▶ [Directions]: Can you reproduce every one of the items below line for line, without changing a single character?
────────────────
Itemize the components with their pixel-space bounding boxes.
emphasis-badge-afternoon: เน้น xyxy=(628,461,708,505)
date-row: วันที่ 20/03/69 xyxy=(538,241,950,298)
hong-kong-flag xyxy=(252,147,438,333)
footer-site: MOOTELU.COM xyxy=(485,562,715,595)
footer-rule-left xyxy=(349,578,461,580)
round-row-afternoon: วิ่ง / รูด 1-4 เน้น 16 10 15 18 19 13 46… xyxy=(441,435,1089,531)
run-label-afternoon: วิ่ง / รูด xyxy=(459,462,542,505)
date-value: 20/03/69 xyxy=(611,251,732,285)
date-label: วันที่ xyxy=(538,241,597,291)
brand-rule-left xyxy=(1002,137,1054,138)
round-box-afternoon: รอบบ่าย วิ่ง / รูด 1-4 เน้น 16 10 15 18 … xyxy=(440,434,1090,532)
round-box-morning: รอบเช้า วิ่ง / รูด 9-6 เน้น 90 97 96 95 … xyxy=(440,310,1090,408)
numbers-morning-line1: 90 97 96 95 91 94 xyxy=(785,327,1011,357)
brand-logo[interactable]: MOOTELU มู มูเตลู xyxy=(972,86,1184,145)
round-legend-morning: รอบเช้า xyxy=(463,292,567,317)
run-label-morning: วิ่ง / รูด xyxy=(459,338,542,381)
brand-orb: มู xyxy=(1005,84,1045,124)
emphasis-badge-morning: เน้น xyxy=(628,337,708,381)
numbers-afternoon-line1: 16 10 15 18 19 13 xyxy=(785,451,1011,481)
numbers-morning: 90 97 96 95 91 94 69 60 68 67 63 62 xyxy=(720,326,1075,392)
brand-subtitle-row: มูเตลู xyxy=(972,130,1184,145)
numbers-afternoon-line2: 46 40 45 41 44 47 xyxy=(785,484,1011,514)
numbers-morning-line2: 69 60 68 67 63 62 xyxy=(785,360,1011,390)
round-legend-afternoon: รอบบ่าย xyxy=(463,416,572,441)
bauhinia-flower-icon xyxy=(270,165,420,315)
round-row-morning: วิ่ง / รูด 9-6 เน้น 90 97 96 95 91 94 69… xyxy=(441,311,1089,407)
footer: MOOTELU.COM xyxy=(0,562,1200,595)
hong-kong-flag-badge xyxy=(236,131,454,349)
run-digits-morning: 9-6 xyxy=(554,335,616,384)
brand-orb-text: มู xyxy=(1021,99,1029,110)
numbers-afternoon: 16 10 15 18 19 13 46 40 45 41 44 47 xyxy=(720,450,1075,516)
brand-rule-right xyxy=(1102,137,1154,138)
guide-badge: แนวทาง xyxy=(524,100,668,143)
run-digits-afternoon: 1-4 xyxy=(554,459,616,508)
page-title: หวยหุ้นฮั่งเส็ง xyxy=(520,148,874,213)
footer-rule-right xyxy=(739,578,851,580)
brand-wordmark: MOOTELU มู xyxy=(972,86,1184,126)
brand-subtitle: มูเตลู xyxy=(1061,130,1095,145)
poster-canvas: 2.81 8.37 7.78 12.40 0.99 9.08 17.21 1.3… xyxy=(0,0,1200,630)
────────────────
▶ [Response]:
Itemize the components with their pixel-space bounding boxes.
emphasis-badge-afternoon: เน้น xyxy=(628,461,708,505)
date-row: วันที่ 20/03/69 xyxy=(538,241,950,298)
hong-kong-flag xyxy=(252,147,438,333)
footer-site: MOOTELU.COM xyxy=(485,562,715,595)
footer-rule-left xyxy=(349,578,461,580)
round-row-afternoon: วิ่ง / รูด 1-4 เน้น 16 10 15 18 19 13 46… xyxy=(441,435,1089,531)
run-label-afternoon: วิ่ง / รูด xyxy=(459,462,542,505)
date-value: 20/03/69 xyxy=(611,251,732,285)
date-label: วันที่ xyxy=(538,241,597,291)
brand-rule-left xyxy=(1002,137,1054,138)
round-box-afternoon: รอบบ่าย วิ่ง / รูด 1-4 เน้น 16 10 15 18 … xyxy=(440,434,1090,532)
round-box-morning: รอบเช้า วิ่ง / รูด 9-6 เน้น 90 97 96 95 … xyxy=(440,310,1090,408)
numbers-morning-line1: 90 97 96 95 91 94 xyxy=(785,327,1011,357)
brand-logo[interactable]: MOOTELU มู มูเตลู xyxy=(972,86,1184,145)
round-legend-morning: รอบเช้า xyxy=(463,292,567,317)
run-label-morning: วิ่ง / รูด xyxy=(459,338,542,381)
brand-orb: มู xyxy=(1005,84,1045,124)
emphasis-badge-morning: เน้น xyxy=(628,337,708,381)
numbers-afternoon-line1: 16 10 15 18 19 13 xyxy=(785,451,1011,481)
numbers-morning: 90 97 96 95 91 94 69 60 68 67 63 62 xyxy=(720,326,1075,392)
brand-subtitle-row: มูเตลู xyxy=(972,130,1184,145)
numbers-afternoon-line2: 46 40 45 41 44 47 xyxy=(785,484,1011,514)
numbers-morning-line2: 69 60 68 67 63 62 xyxy=(785,360,1011,390)
round-legend-afternoon: รอบบ่าย xyxy=(463,416,572,441)
bauhinia-flower-icon xyxy=(270,165,420,315)
round-row-morning: วิ่ง / รูด 9-6 เน้น 90 97 96 95 91 94 69… xyxy=(441,311,1089,407)
footer: MOOTELU.COM xyxy=(0,562,1200,595)
hong-kong-flag-badge xyxy=(236,131,454,349)
run-digits-morning: 9-6 xyxy=(554,335,616,384)
brand-orb-text: มู xyxy=(1021,99,1029,110)
numbers-afternoon: 16 10 15 18 19 13 46 40 45 41 44 47 xyxy=(720,450,1075,516)
brand-rule-right xyxy=(1102,137,1154,138)
guide-badge: แนวทาง xyxy=(524,100,668,143)
run-digits-afternoon: 1-4 xyxy=(554,459,616,508)
page-title: หวยหุ้นฮั่งเส็ง xyxy=(520,148,874,213)
footer-rule-right xyxy=(739,578,851,580)
brand-wordmark: MOOTELU มู xyxy=(972,86,1184,126)
brand-subtitle: มูเตลู xyxy=(1061,130,1095,145)
poster-canvas: 2.81 8.37 7.78 12.40 0.99 9.08 17.21 1.3… xyxy=(0,0,1200,630)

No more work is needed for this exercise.